> Figure data in JSON:
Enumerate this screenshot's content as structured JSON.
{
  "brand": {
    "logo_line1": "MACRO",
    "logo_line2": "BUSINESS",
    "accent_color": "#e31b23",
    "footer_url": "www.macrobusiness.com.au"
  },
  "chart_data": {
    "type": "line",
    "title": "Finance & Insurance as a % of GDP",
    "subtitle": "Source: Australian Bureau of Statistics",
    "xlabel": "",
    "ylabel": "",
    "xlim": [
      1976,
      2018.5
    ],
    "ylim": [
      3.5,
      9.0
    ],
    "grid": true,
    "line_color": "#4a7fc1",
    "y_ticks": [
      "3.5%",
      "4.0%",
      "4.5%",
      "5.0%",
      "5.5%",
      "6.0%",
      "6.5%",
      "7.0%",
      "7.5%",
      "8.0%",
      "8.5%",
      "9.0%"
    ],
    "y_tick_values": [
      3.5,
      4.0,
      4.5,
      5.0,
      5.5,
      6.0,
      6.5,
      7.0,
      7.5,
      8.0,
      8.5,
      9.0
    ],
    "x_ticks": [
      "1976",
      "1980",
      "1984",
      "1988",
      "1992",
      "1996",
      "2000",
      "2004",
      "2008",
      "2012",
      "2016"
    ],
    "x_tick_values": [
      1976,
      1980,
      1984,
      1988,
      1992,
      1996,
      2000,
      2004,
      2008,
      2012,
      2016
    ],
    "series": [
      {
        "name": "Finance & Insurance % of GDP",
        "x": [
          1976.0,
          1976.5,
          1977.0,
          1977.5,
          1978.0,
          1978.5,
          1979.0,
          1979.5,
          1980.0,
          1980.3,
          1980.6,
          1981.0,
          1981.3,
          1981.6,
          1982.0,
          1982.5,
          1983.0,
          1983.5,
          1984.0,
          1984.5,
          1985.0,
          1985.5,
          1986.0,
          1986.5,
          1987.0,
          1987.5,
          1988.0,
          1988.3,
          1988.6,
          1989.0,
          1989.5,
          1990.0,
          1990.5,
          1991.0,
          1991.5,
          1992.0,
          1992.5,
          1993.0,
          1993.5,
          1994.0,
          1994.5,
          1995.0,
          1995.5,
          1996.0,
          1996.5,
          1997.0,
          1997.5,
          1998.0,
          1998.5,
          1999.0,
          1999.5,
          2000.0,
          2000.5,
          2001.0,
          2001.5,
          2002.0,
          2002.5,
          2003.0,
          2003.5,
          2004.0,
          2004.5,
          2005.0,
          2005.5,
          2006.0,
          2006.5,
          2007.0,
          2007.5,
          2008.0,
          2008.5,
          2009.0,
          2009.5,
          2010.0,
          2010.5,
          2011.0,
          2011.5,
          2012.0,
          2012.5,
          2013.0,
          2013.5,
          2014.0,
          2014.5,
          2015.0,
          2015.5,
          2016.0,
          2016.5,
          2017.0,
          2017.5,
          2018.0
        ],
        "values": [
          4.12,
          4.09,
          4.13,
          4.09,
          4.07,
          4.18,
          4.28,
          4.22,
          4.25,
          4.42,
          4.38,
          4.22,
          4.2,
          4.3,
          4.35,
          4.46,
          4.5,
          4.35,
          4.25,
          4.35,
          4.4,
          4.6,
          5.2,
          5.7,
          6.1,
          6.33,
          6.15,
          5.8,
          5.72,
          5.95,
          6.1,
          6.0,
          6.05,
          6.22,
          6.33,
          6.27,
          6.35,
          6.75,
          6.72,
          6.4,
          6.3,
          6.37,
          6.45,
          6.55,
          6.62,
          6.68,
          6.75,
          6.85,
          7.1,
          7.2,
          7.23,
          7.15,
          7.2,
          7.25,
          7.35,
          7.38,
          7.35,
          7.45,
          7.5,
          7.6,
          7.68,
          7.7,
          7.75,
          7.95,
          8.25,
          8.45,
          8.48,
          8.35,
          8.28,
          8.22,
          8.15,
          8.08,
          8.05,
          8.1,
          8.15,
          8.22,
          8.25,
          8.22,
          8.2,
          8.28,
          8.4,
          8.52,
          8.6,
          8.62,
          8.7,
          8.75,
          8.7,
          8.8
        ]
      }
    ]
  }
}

> THE EXERCISE: Go through the entries and repeat each one exactly.

> COMPLETE ANSWER:
Enumerate this screenshot's content as structured JSON.
{
  "brand": {
    "logo_line1": "MACRO",
    "logo_line2": "BUSINESS",
    "accent_color": "#e31b23",
    "footer_url": "www.macrobusiness.com.au"
  },
  "chart_data": {
    "type": "line",
    "title": "Finance & Insurance as a % of GDP",
    "subtitle": "Source: Australian Bureau of Statistics",
    "xlabel": "",
    "ylabel": "",
    "xlim": [
      1976,
      2018.5
    ],
    "ylim": [
      3.5,
      9.0
    ],
    "grid": true,
    "line_color": "#4a7fc1",
    "y_ticks": [
      "3.5%",
      "4.0%",
      "4.5%",
      "5.0%",
      "5.5%",
      "6.0%",
      "6.5%",
      "7.0%",
      "7.5%",
      "8.0%",
      "8.5%",
      "9.0%"
    ],
    "y_tick_values": [
      3.5,
      4.0,
      4.5,
      5.0,
      5.5,
      6.0,
      6.5,
      7.0,
      7.5,
      8.0,
      8.5,
      9.0
    ],
    "x_ticks": [
      "1976",
      "1980",
      "1984",
      "1988",
      "1992",
      "1996",
      "2000",
      "2004",
      "2008",
      "2012",
      "2016"
    ],
    "x_tick_values": [
      1976,
      1980,
      1984,
      1988,
      1992,
      1996,
      2000,
      2004,
      2008,
      2012,
      2016
    ],
    "series": [
      {
        "name": "Finance & Insurance % of GDP",
        "x": [
          1976.0,
          1976.5,
          1977.0,
          1977.5,
          1978.0,
          1978.5,
          1979.0,
          1979.5,
          1980.0,
          1980.3,
          1980.6,
          1981.0,
          1981.3,
          1981.6,
          1982.0,
          1982.5,
          1983.0,
          1983.5,
          1984.0,
          1984.5,
          1985.0,
          1985.5,
          1986.0,
          1986.5,
          1987.0,
          1987.5,
          1988.0,
          1988.3,
          1988.6,
          1989.0,
          1989.5,
          1990.0,
          1990.5,
          1991.0,
          1991.5,
          1992.0,
          1992.5,
          1993.0,
          1993.5,
          1994.0,
          1994.5,
          1995.0,
          1995.5,
          1996.0,
          1996.5,
          1997.0,
          1997.5,
          1998.0,
          1998.5,
          1999.0,
          1999.5,
          2000.0,
          2000.5,
          2001.0,
          2001.5,
          2002.0,
          2002.5,
          2003.0,
          2003.5,
          2004.0,
          2004.5,
          2005.0,
          2005.5,
          2006.0,
          2006.5,
          2007.0,
          2007.5,
          2008.0,
          2008.5,
          2009.0,
          2009.5,
          2010.0,
          2010.5,
          2011.0,
          2011.5,
          2012.0,
          2012.5,
          2013.0,
          2013.5,
          2014.0,
          2014.5,
          2015.0,
          2015.5,
          2016.0,
          2016.5,
          2017.0,
          2017.5,
          2018.0
        ],
        "values": [
          4.12,
          4.09,
          4.13,
          4.09,
          4.07,
          4.18,
          4.28,
          4.22,
          4.25,
          4.42,
          4.38,
          4.22,
          4.2,
          4.3,
          4.35,
          4.46,
          4.5,
          4.35,
          4.25,
          4.35,
          4.4,
          4.6,
          5.2,
          5.7,
          6.1,
          6.33,
          6.15,
          5.8,
          5.72,
          5.95,
          6.1,
          6.0,
          6.05,
          6.22,
          6.33,
          6.27,
          6.35,
          6.75,
          6.72,
          6.4,
          6.3,
          6.37,
          6.45,
          6.55,
          6.62,
          6.68,
          6.75,
          6.85,
          7.1,
          7.2,
          7.23,
          7.15,
          7.2,
          7.25,
          7.35,
          7.38,
          7.35,
          7.45,
          7.5,
          7.6,
          7.68,
          7.7,
          7.75,
          7.95,
          8.25,
          8.45,
          8.48,
          8.35,
          8.28,
          8.22,
          8.15,
          8.08,
          8.05,
          8.1,
          8.15,
          8.22,
          8.25,
          8.22,
          8.2,
          8.28,
          8.4,
          8.52,
          8.6,
          8.62,
          8.7,
          8.75,
          8.7,
          8.8
        ]
      }
    ]
  }
}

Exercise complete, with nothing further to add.